Exercise prompt:
Below is a block of records; repeat each one exactly.
━━━ Data provided ━━━
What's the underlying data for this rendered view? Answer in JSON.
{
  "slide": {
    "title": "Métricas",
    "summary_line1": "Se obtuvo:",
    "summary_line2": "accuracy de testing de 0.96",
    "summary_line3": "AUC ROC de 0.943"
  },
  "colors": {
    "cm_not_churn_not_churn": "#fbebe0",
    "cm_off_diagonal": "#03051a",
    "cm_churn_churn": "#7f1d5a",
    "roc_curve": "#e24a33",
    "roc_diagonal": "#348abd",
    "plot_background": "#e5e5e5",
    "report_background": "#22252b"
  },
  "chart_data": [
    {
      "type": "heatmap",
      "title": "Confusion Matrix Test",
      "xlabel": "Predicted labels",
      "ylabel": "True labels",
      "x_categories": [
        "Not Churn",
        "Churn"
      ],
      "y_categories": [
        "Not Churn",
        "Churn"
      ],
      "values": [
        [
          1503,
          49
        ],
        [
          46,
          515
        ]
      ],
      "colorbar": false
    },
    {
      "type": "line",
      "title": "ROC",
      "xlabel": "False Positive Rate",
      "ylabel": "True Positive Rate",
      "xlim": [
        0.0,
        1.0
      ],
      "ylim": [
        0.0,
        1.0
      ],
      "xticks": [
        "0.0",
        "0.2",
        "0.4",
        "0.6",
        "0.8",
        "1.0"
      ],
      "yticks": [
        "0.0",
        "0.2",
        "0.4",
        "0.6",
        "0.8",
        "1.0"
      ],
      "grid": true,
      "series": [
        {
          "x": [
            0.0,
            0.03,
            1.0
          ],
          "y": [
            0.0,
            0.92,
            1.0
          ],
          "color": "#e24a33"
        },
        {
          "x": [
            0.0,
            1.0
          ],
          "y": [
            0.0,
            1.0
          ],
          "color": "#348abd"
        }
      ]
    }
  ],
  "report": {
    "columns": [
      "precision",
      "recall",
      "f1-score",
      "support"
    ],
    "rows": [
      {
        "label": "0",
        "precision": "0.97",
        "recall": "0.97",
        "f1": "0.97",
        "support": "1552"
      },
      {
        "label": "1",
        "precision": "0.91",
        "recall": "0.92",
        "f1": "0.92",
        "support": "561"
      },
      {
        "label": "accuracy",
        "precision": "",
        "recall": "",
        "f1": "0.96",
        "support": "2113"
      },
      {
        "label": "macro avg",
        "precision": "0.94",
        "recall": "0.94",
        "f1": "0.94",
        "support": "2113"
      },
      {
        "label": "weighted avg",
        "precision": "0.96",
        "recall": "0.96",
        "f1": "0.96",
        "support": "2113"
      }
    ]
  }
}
━━━
Output for this exercise:
What's the underlying data for this rendered view? Answer in JSON.
{
  "slide": {
    "title": "Métricas",
    "summary_line1": "Se obtuvo:",
    "summary_line2": "accuracy de testing de 0.96",
    "summary_line3": "AUC ROC de 0.943"
  },
  "colors": {
    "cm_not_churn_not_churn": "#fbebe0",
    "cm_off_diagonal": "#03051a",
    "cm_churn_churn": "#7f1d5a",
    "roc_curve": "#e24a33",
    "roc_diagonal": "#348abd",
    "plot_background": "#e5e5e5",
    "report_background": "#22252b"
  },
  "chart_data": [
    {
      "type": "heatmap",
      "title": "Confusion Matrix Test",
      "xlabel": "Predicted labels",
      "ylabel": "True labels",
      "x_categories": [
        "Not Churn",
        "Churn"
      ],
      "y_categories": [
        "Not Churn",
        "Churn"
      ],
      "values": [
        [
          1503,
          49
        ],
        [
          46,
          515
        ]
      ],
      "colorbar": false
    },
    {
      "type": "line",
      "title": "ROC",
      "xlabel": "False Positive Rate",
      "ylabel": "True Positive Rate",
      "xlim": [
        0.0,
        1.0
      ],
      "ylim": [
        0.0,
        1.0
      ],
      "xticks": [
        "0.0",
        "0.2",
        "0.4",
        "0.6",
        "0.8",
        "1.0"
      ],
      "yticks": [
        "0.0",
        "0.2",
        "0.4",
        "0.6",
        "0.8",
        "1.0"
      ],
      "grid": true,
      "series": [
        {
          "x": [
            0.0,
            0.03,
            1.0
          ],
          "y": [
            0.0,
            0.92,
            1.0
          ],
          "color": "#e24a33"
        },
        {
          "x": [
            0.0,
            1.0
          ],
          "y": [
            0.0,
            1.0
          ],
          "color": "#348abd"
        }
      ]
    }
  ],
  "report": {
    "columns": [
      "precision",
      "recall",
      "f1-score",
      "support"
    ],
    "rows": [
      {
        "label": "0",
        "precision": "0.97",
        "recall": "0.97",
        "f1": "0.97",
        "support": "1552"
      },
      {
        "label": "1",
        "precision": "0.91",
        "recall": "0.92",
        "f1": "0.92",
        "support": "561"
      },
      {
        "label": "accuracy",
        "precision": "",
        "recall": "",
        "f1": "0.96",
        "support": "2113"
      },
      {
        "label": "macro avg",
        "precision": "0.94",
        "recall": "0.94",
        "f1": "0.94",
        "support": "2113"
      },
      {
        "label": "weighted avg",
        "precision": "0.96",
        "recall": "0.96",
        "f1": "0.96",
        "support": "2113"
      }
    ]
  }
}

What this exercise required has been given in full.